### What you will do:
Leave out the pictures and transcribe the rest of the records exactly.

[Stored data]
[BEGIN]

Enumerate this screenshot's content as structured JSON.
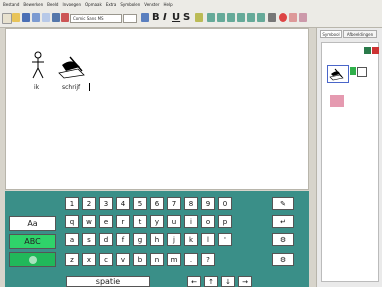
{
  "menubar": {
    "items": [
      "Bestand",
      "Bewerken",
      "Beeld",
      "Invoegen",
      "Opmaak",
      "Extra",
      "Symbolen",
      "Venster",
      "Help"
    ]
  },
  "toolbar": {
    "font_name": "Comic Sans MS",
    "bold": "B",
    "italic": "I",
    "underline": "U",
    "strike": "S"
  },
  "document": {
    "words": [
      {
        "label": "ik"
      },
      {
        "label": "schrijf"
      }
    ]
  },
  "right_panel": {
    "tabs": [
      "Symbool",
      "Afbeeldingen"
    ]
  },
  "keyboard": {
    "rows": [
      [
        "1",
        "2",
        "3",
        "4",
        "5",
        "6",
        "7",
        "8",
        "9",
        "0"
      ],
      [
        "q",
        "w",
        "e",
        "r",
        "t",
        "y",
        "u",
        "i",
        "o",
        "p"
      ],
      [
        "a",
        "s",
        "d",
        "f",
        "g",
        "h",
        "j",
        "k",
        "l",
        "'"
      ],
      [
        "z",
        "x",
        "c",
        "v",
        "b",
        "n",
        "m",
        ".",
        "?"
      ]
    ],
    "aa_label": "Aa",
    "abc_label": "ABC",
    "space_label": "spatie",
    "arrows": [
      "←",
      "↑",
      "↓",
      "→"
    ],
    "colors": {
      "background": "#3a8f88",
      "abc_key": "#2fd36a",
      "symbol_key": "#21b85a"
    }
  }
}
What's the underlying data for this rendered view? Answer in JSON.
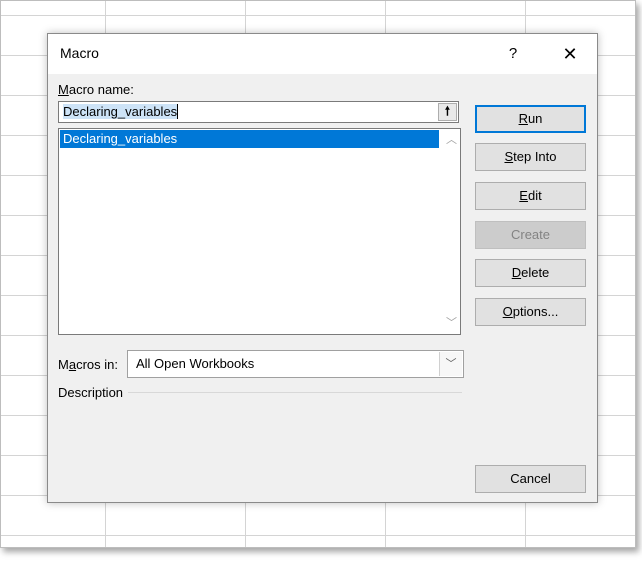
{
  "dialog": {
    "title": "Macro",
    "help": "?",
    "close": "✕"
  },
  "macro_name": {
    "label_first": "M",
    "label_rest": "acro name:",
    "value": "Declaring_variables"
  },
  "list": {
    "items": [
      "Declaring_variables"
    ],
    "selected_index": 0
  },
  "buttons": {
    "run": {
      "u": "R",
      "rest": "un"
    },
    "step_into": {
      "u": "S",
      "rest": "tep Into"
    },
    "edit": {
      "u": "E",
      "rest": "dit"
    },
    "create": "Create",
    "delete": {
      "u": "D",
      "rest": "elete"
    },
    "options": {
      "u": "O",
      "rest": "ptions..."
    },
    "cancel": "Cancel"
  },
  "macros_in": {
    "label_pre": "M",
    "label_u": "a",
    "label_post": "cros in:",
    "value": "All Open Workbooks"
  },
  "description": {
    "label": "Description"
  },
  "colors": {
    "accent": "#0078d7",
    "dialog_bg": "#f0f0f0"
  }
}
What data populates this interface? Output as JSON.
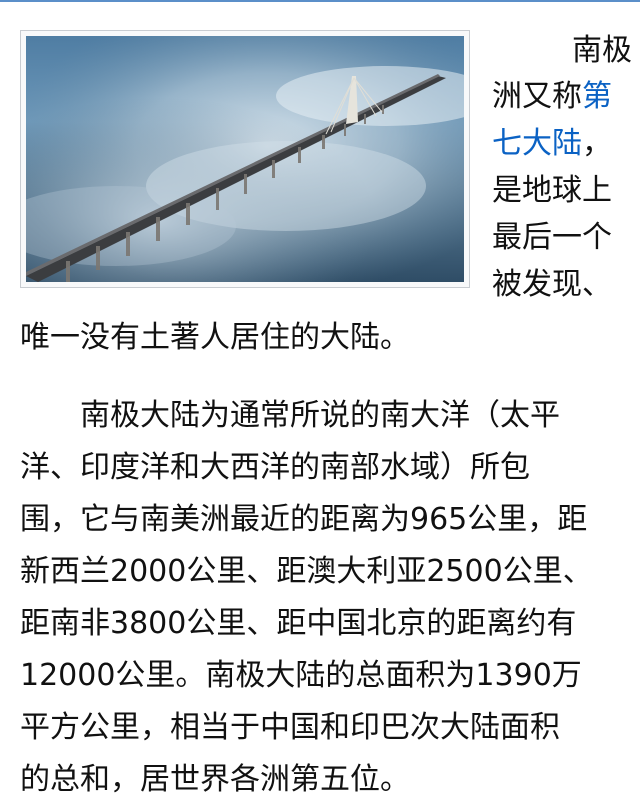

[END]

### Solved exercise:
Enumerate this screenshot's content as structured JSON.
{
  "menubar": {
    "items": [
      "Bestand",
      "Bewerken",
      "Beeld",
      "Invoegen",
      "Opmaak",
      "Extra",
      "Symbolen",
      "Venster",
      "Help"
    ]
  },
  "toolbar": {
    "font_name": "Comic Sans MS",
    "bold": "B",
    "italic": "I",
    "underline": "U",
    "strike": "S"
  },
  "document": {
    "words": [
      {
        "label": "ik"
      },
      {
        "label": "schrijf"
      }
    ]
  },
  "right_panel": {
    "tabs": [
      "Symbool",
      "Afbeeldingen"
    ]
  },
  "keyboard": {
    "rows": [
      [
        "1",
        "2",
        "3",
        "4",
        "5",
        "6",
        "7",
        "8",
        "9",
        "0"
      ],
      [
        "q",
        "w",
        "e",
        "r",
        "t",
        "y",
        "u",
        "i",
        "o",
        "p"
      ],
      [
        "a",
        "s",
        "d",
        "f",
        "g",
        "h",
        "j",
        "k",
        "l",
        "'"
      ],
      [
        "z",
        "x",
        "c",
        "v",
        "b",
        "n",
        "m",
        ".",
        "?"
      ]
    ],
    "aa_label": "Aa",
    "abc_label": "ABC",
    "space_label": "spatie",
    "arrows": [
      "←",
      "↑",
      "↓",
      "→"
    ],
    "colors": {
      "background": "#3a8f88",
      "abc_key": "#2fd36a",
      "symbol_key": "#21b85a"
    }
  }
}
What's the underlying data for this rendered view? Answer in JSON.
{
  "dialog": {
    "title": "Macro",
    "help": "?",
    "close": "✕"
  },
  "macro_name": {
    "label_first": "M",
    "label_rest": "acro name:",
    "value": "Declaring_variables"
  },
  "list": {
    "items": [
      "Declaring_variables"
    ],
    "selected_index": 0
  },
  "buttons": {
    "run": {
      "u": "R",
      "rest": "un"
    },
    "step_into": {
      "u": "S",
      "rest": "tep Into"
    },
    "edit": {
      "u": "E",
      "rest": "dit"
    },
    "create": "Create",
    "delete": {
      "u": "D",
      "rest": "elete"
    },
    "options": {
      "u": "O",
      "rest": "ptions..."
    },
    "cancel": "Cancel"
  },
  "macros_in": {
    "label_pre": "M",
    "label_u": "a",
    "label_post": "cros in:",
    "value": "All Open Workbooks"
  },
  "description": {
    "label": "Description"
  },
  "colors": {
    "accent": "#0078d7",
    "dialog_bg": "#f0f0f0"
  }
}
What data populates this interface? Output as JSON.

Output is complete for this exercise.